Exercise instructions — Quote the records in full and leave their pictures out.

Provided records —

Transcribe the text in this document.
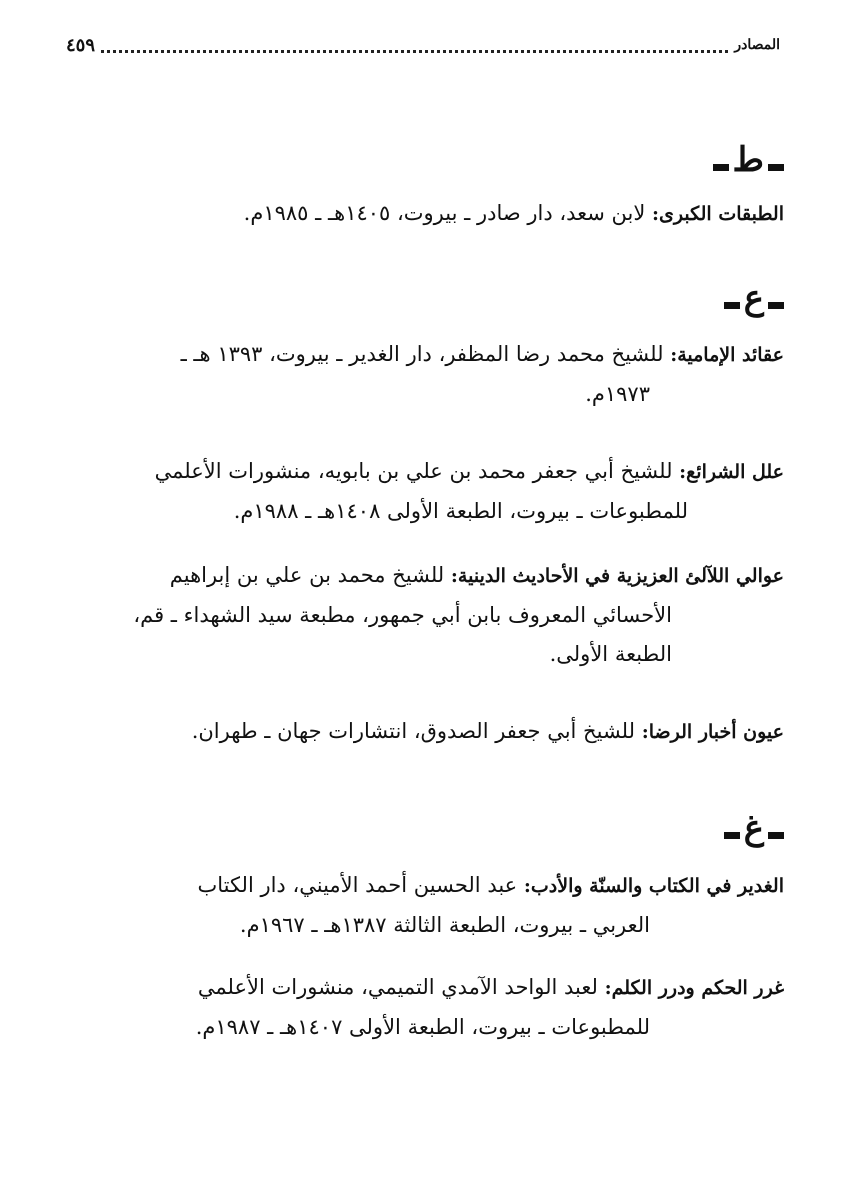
المصادر
٤٥٩
ط
الطبقات الكبرى: لابن سعد، دار صادر ـ بيروت، ١٤٠٥هـ ـ ١٩٨٥م.
ع
عقائد الإمامية: للشيخ محمد رضا المظفر، دار الغدير ـ بيروت، ١٣٩٣ هـ ـ
١٩٧٣م.
علل الشرائع: للشيخ أبي جعفر محمد بن علي بن بابويه، منشورات الأعلمي
للمطبوعات ـ بيروت، الطبعة الأولى ١٤٠٨هـ ـ ١٩٨٨م.
عوالي اللآلئ العزيزية في الأحاديث الدينية: للشيخ محمد بن علي بن إبراهيم
الأحسائي المعروف بابن أبي جمهور، مطبعة سيد الشهداء ـ قم،
الطبعة الأولى.
عيون أخبار الرضا: للشيخ أبي جعفر الصدوق، انتشارات جهان ـ طهران.
غ
الغدير في الكتاب والسنّة والأدب: عبد الحسين أحمد الأميني، دار الكتاب
العربي ـ بيروت، الطبعة الثالثة ١٣٨٧هـ ـ ١٩٦٧م.
غرر الحكم ودرر الكلم: لعبد الواحد الآمدي التميمي، منشورات الأعلمي
للمطبوعات ـ بيروت، الطبعة الأولى ١٤٠٧هـ ـ ١٩٨٧م.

Result —
Transcribe the text in this document.
المصادر
٤٥٩
ط
الطبقات الكبرى: لابن سعد، دار صادر ـ بيروت، ١٤٠٥هـ ـ ١٩٨٥م.
ع
عقائد الإمامية: للشيخ محمد رضا المظفر، دار الغدير ـ بيروت، ١٣٩٣ هـ ـ
١٩٧٣م.
علل الشرائع: للشيخ أبي جعفر محمد بن علي بن بابويه، منشورات الأعلمي
للمطبوعات ـ بيروت، الطبعة الأولى ١٤٠٨هـ ـ ١٩٨٨م.
عوالي اللآلئ العزيزية في الأحاديث الدينية: للشيخ محمد بن علي بن إبراهيم
الأحسائي المعروف بابن أبي جمهور، مطبعة سيد الشهداء ـ قم،
الطبعة الأولى.
عيون أخبار الرضا: للشيخ أبي جعفر الصدوق، انتشارات جهان ـ طهران.
غ
الغدير في الكتاب والسنّة والأدب: عبد الحسين أحمد الأميني، دار الكتاب
العربي ـ بيروت، الطبعة الثالثة ١٣٨٧هـ ـ ١٩٦٧م.
غرر الحكم ودرر الكلم: لعبد الواحد الآمدي التميمي، منشورات الأعلمي
للمطبوعات ـ بيروت، الطبعة الأولى ١٤٠٧هـ ـ ١٩٨٧م.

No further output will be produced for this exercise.